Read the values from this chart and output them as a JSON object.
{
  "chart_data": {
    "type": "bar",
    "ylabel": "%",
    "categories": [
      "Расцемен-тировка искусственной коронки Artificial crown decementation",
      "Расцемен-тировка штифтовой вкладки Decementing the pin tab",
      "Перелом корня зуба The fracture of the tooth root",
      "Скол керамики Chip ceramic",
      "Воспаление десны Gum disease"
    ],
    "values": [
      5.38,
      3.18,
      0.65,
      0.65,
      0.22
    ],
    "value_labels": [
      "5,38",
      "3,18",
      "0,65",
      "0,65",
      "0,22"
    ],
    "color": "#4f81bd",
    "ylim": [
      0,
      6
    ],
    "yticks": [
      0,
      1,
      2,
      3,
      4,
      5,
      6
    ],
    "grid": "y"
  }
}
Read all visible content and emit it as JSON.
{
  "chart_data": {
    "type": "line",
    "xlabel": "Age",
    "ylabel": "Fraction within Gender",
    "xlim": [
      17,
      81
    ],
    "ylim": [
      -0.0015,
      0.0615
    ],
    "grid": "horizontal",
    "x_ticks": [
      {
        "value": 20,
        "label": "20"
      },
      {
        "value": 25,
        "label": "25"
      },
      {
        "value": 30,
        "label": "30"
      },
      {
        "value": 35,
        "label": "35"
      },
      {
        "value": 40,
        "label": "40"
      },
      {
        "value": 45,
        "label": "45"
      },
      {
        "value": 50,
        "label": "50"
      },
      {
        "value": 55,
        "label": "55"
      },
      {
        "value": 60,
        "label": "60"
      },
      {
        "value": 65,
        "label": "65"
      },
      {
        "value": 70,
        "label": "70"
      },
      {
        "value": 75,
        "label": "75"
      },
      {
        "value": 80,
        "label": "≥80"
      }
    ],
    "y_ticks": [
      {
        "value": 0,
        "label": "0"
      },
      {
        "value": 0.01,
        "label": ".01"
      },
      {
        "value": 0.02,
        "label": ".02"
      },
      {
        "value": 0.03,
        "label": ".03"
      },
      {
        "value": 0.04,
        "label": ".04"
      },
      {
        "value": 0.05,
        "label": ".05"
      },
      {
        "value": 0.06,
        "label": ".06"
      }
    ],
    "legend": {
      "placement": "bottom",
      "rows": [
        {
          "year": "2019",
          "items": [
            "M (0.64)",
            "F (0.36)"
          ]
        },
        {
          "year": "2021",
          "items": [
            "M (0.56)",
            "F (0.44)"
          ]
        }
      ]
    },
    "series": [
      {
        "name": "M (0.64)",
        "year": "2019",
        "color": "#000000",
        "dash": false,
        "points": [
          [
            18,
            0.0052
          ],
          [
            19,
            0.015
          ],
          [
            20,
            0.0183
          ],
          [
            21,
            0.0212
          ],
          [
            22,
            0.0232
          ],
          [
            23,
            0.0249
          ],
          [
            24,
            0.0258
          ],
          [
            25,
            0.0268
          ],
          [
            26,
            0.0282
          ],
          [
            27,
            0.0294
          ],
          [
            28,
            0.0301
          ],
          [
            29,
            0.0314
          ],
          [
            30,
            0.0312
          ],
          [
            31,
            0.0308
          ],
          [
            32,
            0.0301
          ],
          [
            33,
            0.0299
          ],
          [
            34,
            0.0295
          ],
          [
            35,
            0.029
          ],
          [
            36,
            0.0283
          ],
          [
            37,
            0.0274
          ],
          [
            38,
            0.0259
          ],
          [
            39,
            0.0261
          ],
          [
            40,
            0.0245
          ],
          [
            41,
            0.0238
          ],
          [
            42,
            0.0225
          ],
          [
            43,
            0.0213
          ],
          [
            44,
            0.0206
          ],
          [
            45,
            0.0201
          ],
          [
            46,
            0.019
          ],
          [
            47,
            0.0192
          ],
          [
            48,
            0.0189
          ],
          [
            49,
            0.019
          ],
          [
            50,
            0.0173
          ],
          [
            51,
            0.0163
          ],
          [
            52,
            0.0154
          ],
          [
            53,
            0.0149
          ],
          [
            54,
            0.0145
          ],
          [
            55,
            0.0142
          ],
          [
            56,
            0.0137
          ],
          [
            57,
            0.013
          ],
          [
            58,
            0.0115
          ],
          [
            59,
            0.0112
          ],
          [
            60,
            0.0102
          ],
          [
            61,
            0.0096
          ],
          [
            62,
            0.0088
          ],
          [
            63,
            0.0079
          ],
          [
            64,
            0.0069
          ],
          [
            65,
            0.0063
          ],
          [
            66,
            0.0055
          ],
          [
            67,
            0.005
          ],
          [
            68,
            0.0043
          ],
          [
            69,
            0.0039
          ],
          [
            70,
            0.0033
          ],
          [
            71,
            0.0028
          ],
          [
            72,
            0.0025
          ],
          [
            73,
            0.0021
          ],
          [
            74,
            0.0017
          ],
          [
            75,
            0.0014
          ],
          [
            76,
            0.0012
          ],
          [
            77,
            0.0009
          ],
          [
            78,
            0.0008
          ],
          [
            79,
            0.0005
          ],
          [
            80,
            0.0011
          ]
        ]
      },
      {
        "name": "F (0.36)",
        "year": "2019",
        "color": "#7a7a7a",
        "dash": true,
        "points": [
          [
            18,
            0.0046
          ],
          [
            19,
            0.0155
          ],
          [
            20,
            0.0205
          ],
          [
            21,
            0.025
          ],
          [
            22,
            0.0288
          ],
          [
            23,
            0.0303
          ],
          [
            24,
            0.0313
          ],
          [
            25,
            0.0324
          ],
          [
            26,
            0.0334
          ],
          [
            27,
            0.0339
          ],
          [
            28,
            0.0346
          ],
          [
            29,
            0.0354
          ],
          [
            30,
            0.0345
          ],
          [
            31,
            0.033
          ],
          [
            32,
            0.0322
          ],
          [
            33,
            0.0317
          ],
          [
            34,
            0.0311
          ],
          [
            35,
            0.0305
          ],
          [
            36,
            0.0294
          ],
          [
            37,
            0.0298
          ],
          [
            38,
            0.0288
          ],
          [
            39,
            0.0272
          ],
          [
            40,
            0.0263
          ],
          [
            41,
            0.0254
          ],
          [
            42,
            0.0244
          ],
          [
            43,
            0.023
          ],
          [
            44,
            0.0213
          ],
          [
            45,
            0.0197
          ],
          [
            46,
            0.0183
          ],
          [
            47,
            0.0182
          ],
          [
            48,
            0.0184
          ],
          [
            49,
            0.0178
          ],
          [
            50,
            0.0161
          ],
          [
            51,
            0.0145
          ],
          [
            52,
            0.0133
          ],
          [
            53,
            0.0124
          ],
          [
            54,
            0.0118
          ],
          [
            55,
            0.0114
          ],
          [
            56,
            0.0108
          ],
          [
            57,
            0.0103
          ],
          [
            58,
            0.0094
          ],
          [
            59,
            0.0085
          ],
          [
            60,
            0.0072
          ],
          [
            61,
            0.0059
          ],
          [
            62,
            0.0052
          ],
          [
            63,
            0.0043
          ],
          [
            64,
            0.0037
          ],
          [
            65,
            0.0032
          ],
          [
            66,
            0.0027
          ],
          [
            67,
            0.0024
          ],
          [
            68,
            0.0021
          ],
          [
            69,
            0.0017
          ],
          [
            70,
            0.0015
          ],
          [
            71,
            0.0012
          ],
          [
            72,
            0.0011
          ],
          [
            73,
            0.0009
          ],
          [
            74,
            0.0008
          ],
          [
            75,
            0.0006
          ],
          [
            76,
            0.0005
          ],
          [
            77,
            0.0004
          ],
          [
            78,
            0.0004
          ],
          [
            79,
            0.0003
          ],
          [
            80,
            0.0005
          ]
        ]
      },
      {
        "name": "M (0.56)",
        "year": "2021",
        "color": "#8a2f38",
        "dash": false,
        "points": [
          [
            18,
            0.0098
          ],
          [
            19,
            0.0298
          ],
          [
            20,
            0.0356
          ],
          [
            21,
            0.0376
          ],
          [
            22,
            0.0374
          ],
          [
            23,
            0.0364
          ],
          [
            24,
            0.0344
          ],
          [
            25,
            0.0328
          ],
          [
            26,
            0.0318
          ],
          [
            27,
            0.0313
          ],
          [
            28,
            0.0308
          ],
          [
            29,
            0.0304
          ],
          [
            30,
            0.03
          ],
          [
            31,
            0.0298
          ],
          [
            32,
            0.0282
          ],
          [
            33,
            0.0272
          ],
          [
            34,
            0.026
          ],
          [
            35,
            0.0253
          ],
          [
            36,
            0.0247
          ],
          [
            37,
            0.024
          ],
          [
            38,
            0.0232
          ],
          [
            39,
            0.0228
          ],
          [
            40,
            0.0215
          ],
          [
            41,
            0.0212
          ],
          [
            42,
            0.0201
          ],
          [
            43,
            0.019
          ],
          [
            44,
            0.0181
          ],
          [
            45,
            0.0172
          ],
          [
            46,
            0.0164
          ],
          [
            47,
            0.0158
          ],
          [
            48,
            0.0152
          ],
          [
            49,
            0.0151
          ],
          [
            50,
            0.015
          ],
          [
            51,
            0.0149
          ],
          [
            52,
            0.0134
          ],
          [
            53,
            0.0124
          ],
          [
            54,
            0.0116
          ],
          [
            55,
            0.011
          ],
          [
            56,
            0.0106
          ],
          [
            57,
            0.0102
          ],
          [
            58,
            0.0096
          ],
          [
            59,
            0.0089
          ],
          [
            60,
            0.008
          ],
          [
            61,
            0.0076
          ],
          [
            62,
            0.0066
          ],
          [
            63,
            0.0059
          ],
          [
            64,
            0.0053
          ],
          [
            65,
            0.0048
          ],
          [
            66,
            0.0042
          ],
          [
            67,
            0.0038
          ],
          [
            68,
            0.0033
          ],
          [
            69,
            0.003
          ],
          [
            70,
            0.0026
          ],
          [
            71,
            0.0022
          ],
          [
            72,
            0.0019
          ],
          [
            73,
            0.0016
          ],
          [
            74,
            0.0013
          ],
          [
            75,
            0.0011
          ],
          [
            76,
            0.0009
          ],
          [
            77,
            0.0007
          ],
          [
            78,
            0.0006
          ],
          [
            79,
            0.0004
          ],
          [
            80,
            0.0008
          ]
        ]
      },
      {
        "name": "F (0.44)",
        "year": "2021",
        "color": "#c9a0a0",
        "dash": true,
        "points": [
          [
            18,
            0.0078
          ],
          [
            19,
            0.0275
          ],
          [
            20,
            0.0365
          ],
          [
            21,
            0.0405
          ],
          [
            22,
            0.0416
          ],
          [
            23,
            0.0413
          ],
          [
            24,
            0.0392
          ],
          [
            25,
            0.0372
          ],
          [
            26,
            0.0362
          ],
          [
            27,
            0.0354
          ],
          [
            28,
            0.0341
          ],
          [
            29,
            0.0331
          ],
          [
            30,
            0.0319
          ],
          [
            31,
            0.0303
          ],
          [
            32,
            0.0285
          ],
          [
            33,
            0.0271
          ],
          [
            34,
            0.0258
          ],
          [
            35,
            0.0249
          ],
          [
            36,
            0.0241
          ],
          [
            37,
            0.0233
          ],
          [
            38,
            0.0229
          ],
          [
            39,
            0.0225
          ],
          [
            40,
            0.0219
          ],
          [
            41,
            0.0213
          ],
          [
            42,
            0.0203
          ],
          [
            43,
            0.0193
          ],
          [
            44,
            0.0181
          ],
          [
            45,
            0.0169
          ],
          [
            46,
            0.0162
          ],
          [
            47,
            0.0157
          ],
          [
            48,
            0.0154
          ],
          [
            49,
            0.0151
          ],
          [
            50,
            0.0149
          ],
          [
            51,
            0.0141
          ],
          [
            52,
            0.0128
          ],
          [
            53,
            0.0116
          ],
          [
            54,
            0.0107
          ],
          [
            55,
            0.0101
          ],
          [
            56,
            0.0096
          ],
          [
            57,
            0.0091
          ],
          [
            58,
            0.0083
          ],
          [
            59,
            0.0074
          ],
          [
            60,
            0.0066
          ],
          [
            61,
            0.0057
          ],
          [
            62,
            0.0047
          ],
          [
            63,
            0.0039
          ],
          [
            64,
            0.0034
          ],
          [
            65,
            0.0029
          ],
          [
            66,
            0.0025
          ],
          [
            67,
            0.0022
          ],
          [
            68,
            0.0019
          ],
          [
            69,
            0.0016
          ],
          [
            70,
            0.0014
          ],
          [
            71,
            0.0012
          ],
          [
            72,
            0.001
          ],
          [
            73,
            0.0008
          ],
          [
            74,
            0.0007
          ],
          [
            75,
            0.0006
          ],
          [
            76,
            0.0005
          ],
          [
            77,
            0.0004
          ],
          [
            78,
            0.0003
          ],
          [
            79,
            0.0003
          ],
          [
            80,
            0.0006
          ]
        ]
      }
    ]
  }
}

Short exercise:
Above are the records. Identify each line that contains the word "color".

Result of this exercise:
    "color": "#4f81bd",
        "color": "#000000",
        "color": "#7a7a7a",
        "color": "#8a2f38",
        "color": "#c9a0a0",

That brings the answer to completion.